# [What to produce]
Repeat the data verbatim.

* Begin Records for this exercise *

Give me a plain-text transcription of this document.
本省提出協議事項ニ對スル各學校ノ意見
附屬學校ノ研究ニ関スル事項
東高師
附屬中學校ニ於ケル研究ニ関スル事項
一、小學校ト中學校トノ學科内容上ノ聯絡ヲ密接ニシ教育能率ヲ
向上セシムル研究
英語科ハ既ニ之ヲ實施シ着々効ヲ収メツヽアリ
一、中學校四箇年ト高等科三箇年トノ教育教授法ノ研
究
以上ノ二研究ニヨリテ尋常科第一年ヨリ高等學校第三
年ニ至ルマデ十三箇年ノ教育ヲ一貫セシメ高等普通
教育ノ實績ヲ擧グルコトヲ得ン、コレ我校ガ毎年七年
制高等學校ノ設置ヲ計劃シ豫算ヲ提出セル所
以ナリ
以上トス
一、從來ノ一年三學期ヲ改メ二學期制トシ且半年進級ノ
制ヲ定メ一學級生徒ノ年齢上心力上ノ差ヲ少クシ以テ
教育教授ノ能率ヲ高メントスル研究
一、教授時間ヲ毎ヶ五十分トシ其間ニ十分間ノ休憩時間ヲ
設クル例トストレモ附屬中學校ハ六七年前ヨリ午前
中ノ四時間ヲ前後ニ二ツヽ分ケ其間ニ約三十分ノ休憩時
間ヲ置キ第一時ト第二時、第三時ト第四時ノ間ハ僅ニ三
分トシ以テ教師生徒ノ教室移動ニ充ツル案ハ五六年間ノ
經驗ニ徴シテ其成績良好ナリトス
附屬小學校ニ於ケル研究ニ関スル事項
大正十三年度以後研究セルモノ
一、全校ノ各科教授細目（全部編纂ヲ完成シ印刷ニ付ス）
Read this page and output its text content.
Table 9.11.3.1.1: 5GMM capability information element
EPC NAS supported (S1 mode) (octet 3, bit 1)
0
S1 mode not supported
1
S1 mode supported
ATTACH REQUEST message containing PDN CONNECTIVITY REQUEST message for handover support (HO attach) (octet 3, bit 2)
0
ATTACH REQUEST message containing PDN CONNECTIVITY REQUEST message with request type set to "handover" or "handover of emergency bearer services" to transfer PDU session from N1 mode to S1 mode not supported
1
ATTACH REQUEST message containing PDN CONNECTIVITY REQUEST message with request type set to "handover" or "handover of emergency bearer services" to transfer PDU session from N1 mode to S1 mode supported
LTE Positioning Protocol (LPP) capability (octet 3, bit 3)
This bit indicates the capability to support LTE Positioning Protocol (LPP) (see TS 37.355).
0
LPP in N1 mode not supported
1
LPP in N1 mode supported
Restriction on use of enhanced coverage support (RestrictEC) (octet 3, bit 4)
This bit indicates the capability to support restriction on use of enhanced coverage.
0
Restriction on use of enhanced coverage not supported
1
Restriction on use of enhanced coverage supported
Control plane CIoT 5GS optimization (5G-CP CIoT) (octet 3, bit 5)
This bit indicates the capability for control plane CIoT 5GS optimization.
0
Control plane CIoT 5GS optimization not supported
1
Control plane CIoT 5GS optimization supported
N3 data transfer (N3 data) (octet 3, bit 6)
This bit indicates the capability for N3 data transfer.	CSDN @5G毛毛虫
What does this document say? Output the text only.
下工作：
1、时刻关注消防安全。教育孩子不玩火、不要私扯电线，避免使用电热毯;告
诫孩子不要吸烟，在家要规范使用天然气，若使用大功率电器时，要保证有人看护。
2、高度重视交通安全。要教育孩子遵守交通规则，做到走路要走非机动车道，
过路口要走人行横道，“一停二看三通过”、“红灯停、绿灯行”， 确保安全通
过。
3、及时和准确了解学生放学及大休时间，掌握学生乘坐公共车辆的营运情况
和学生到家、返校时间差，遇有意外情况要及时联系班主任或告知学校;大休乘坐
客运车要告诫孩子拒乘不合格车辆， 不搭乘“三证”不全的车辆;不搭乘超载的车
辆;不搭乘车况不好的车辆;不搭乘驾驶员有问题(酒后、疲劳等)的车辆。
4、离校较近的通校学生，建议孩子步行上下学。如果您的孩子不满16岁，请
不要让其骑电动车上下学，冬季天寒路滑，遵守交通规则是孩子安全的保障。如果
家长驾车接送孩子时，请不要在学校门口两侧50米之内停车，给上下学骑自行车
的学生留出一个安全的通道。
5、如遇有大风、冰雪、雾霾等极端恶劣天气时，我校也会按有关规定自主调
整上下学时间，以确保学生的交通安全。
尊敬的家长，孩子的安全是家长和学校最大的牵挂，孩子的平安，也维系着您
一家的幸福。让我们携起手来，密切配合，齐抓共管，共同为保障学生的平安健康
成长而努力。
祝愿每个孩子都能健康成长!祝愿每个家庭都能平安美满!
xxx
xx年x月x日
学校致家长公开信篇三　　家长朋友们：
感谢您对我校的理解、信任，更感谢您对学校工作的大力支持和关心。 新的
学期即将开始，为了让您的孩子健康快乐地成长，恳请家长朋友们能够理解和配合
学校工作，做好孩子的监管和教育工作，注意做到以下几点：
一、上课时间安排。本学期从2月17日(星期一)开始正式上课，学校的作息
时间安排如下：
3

* End Records for this exercise *

# [Response to this task]
Give me a plain-text transcription of this document.
本省提出協議事項ニ對スル各學校ノ意見
附屬學校ノ研究ニ関スル事項
東高師
附屬中學校ニ於ケル研究ニ関スル事項
一、小學校ト中學校トノ學科内容上ノ聯絡ヲ密接ニシ教育能率ヲ
向上セシムル研究
英語科ハ既ニ之ヲ實施シ着々効ヲ収メツヽアリ
一、中學校四箇年ト高等科三箇年トノ教育教授法ノ研
究
以上ノ二研究ニヨリテ尋常科第一年ヨリ高等學校第三
年ニ至ルマデ十三箇年ノ教育ヲ一貫セシメ高等普通
教育ノ實績ヲ擧グルコトヲ得ン、コレ我校ガ毎年七年
制高等學校ノ設置ヲ計劃シ豫算ヲ提出セル所
以ナリ
以上トス
一、從來ノ一年三學期ヲ改メ二學期制トシ且半年進級ノ
制ヲ定メ一學級生徒ノ年齢上心力上ノ差ヲ少クシ以テ
教育教授ノ能率ヲ高メントスル研究
一、教授時間ヲ毎ヶ五十分トシ其間ニ十分間ノ休憩時間ヲ
設クル例トストレモ附屬中學校ハ六七年前ヨリ午前
中ノ四時間ヲ前後ニ二ツヽ分ケ其間ニ約三十分ノ休憩時
間ヲ置キ第一時ト第二時、第三時ト第四時ノ間ハ僅ニ三
分トシ以テ教師生徒ノ教室移動ニ充ツル案ハ五六年間ノ
經驗ニ徴シテ其成績良好ナリトス
附屬小學校ニ於ケル研究ニ関スル事項
大正十三年度以後研究セルモノ
一、全校ノ各科教授細目（全部編纂ヲ完成シ印刷ニ付ス）
Read this page and output its text content.
Table 9.11.3.1.1: 5GMM capability information element
EPC NAS supported (S1 mode) (octet 3, bit 1)
0
S1 mode not supported
1
S1 mode supported
ATTACH REQUEST message containing PDN CONNECTIVITY REQUEST message for handover support (HO attach) (octet 3, bit 2)
0
ATTACH REQUEST message containing PDN CONNECTIVITY REQUEST message with request type set to "handover" or "handover of emergency bearer services" to transfer PDU session from N1 mode to S1 mode not supported
1
ATTACH REQUEST message containing PDN CONNECTIVITY REQUEST message with request type set to "handover" or "handover of emergency bearer services" to transfer PDU session from N1 mode to S1 mode supported
LTE Positioning Protocol (LPP) capability (octet 3, bit 3)
This bit indicates the capability to support LTE Positioning Protocol (LPP) (see TS 37.355).
0
LPP in N1 mode not supported
1
LPP in N1 mode supported
Restriction on use of enhanced coverage support (RestrictEC) (octet 3, bit 4)
This bit indicates the capability to support restriction on use of enhanced coverage.
0
Restriction on use of enhanced coverage not supported
1
Restriction on use of enhanced coverage supported
Control plane CIoT 5GS optimization (5G-CP CIoT) (octet 3, bit 5)
This bit indicates the capability for control plane CIoT 5GS optimization.
0
Control plane CIoT 5GS optimization not supported
1
Control plane CIoT 5GS optimization supported
N3 data transfer (N3 data) (octet 3, bit 6)
This bit indicates the capability for N3 data transfer.	CSDN @5G毛毛虫
What does this document say? Output the text only.
下工作：
1、时刻关注消防安全。教育孩子不玩火、不要私扯电线，避免使用电热毯;告
诫孩子不要吸烟，在家要规范使用天然气，若使用大功率电器时，要保证有人看护。
2、高度重视交通安全。要教育孩子遵守交通规则，做到走路要走非机动车道，
过路口要走人行横道，“一停二看三通过”、“红灯停、绿灯行”， 确保安全通
过。
3、及时和准确了解学生放学及大休时间，掌握学生乘坐公共车辆的营运情况
和学生到家、返校时间差，遇有意外情况要及时联系班主任或告知学校;大休乘坐
客运车要告诫孩子拒乘不合格车辆， 不搭乘“三证”不全的车辆;不搭乘超载的车
辆;不搭乘车况不好的车辆;不搭乘驾驶员有问题(酒后、疲劳等)的车辆。
4、离校较近的通校学生，建议孩子步行上下学。如果您的孩子不满16岁，请
不要让其骑电动车上下学，冬季天寒路滑，遵守交通规则是孩子安全的保障。如果
家长驾车接送孩子时，请不要在学校门口两侧50米之内停车，给上下学骑自行车
的学生留出一个安全的通道。
5、如遇有大风、冰雪、雾霾等极端恶劣天气时，我校也会按有关规定自主调
整上下学时间，以确保学生的交通安全。
尊敬的家长，孩子的安全是家长和学校最大的牵挂，孩子的平安，也维系着您
一家的幸福。让我们携起手来，密切配合，齐抓共管，共同为保障学生的平安健康
成长而努力。
祝愿每个孩子都能健康成长!祝愿每个家庭都能平安美满!
xxx
xx年x月x日
学校致家长公开信篇三　　家长朋友们：
感谢您对我校的理解、信任，更感谢您对学校工作的大力支持和关心。 新的
学期即将开始，为了让您的孩子健康快乐地成长，恳请家长朋友们能够理解和配合
学校工作，做好孩子的监管和教育工作，注意做到以下几点：
一、上课时间安排。本学期从2月17日(星期一)开始正式上课，学校的作息
时间安排如下：
3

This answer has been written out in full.